═══ Supplied information ═══

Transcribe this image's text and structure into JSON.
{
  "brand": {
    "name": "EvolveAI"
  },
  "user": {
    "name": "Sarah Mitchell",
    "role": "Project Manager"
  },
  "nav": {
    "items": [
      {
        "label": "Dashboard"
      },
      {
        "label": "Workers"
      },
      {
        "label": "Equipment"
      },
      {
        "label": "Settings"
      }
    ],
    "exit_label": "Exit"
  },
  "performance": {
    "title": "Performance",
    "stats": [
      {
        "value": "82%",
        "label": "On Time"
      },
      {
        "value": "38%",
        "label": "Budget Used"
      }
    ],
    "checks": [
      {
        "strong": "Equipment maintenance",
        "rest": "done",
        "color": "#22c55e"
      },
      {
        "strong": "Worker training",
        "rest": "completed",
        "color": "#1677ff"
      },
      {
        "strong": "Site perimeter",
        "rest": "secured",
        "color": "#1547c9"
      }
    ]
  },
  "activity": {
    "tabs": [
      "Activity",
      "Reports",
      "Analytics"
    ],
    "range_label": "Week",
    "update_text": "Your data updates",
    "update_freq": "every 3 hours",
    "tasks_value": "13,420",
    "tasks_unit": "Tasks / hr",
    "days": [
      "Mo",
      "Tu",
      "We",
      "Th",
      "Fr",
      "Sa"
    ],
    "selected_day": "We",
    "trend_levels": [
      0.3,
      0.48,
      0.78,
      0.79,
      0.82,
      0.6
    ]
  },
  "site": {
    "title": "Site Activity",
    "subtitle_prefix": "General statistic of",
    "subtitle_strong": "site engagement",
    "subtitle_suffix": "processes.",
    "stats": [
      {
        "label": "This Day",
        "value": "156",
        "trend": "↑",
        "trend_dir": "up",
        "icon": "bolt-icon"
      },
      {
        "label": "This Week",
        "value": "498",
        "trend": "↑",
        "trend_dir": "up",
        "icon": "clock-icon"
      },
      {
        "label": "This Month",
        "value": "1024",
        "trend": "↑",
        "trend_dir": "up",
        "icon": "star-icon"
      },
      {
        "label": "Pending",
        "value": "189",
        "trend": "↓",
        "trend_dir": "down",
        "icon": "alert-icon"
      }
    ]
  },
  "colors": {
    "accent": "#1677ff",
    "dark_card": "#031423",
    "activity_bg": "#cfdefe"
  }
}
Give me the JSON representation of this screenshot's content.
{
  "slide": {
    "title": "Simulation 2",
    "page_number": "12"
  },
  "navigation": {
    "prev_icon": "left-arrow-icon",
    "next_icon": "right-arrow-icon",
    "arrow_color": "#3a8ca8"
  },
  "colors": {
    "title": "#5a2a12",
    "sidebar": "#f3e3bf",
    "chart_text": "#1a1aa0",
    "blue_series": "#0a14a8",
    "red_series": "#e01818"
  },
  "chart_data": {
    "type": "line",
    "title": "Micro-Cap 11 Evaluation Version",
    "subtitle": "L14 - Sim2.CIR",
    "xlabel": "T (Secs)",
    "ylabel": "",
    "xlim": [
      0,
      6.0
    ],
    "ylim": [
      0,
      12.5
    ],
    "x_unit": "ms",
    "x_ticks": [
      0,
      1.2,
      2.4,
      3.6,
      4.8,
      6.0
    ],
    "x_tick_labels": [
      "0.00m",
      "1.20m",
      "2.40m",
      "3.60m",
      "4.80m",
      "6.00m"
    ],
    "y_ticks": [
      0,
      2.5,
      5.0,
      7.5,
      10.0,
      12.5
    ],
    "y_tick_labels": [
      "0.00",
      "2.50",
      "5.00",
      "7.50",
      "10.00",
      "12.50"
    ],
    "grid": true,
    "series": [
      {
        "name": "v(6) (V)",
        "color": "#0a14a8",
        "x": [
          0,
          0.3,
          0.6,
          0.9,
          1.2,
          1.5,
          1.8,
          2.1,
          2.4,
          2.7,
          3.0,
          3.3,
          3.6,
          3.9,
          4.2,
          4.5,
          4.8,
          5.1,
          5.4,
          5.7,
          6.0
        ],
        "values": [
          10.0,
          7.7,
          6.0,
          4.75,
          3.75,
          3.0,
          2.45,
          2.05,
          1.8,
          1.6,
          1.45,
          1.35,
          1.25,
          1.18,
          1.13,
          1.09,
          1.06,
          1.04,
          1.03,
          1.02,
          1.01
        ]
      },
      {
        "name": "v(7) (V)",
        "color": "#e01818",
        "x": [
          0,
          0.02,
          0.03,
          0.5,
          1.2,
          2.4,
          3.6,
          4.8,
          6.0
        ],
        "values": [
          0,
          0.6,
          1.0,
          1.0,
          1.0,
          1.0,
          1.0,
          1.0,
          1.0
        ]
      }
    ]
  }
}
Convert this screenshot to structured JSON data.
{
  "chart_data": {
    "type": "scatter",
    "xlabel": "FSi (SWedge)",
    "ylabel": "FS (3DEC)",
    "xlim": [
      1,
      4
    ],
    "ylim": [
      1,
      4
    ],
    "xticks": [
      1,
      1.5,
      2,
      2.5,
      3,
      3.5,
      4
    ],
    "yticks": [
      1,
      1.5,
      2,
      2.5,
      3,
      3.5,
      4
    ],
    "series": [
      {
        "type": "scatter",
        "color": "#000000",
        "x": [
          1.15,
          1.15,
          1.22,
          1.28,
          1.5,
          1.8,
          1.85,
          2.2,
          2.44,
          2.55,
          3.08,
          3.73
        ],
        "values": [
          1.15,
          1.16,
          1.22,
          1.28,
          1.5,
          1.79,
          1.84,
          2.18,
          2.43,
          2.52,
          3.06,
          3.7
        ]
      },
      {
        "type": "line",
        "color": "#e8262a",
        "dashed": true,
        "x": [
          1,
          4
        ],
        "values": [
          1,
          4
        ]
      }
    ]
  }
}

═══

**Written request**
Reproduce only the lines running from the one that contains "Convert this screenshot" to the last line of the records.

**Answer below**
Convert this screenshot to structured JSON data.
{
  "chart_data": {
    "type": "scatter",
    "xlabel": "FSi (SWedge)",
    "ylabel": "FS (3DEC)",
    "xlim": [
      1,
      4
    ],
    "ylim": [
      1,
      4
    ],
    "xticks": [
      1,
      1.5,
      2,
      2.5,
      3,
      3.5,
      4
    ],
    "yticks": [
      1,
      1.5,
      2,
      2.5,
      3,
      3.5,
      4
    ],
    "series": [
      {
        "type": "scatter",
        "color": "#000000",
        "x": [
          1.15,
          1.15,
          1.22,
          1.28,
          1.5,
          1.8,
          1.85,
          2.2,
          2.44,
          2.55,
          3.08,
          3.73
        ],
        "values": [
          1.15,
          1.16,
          1.22,
          1.28,
          1.5,
          1.79,
          1.84,
          2.18,
          2.43,
          2.52,
          3.06,
          3.7
        ]
      },
      {
        "type": "line",
        "color": "#e8262a",
        "dashed": true,
        "x": [
          1,
          4
        ],
        "values": [
          1,
          4
        ]
      }
    ]
  }
}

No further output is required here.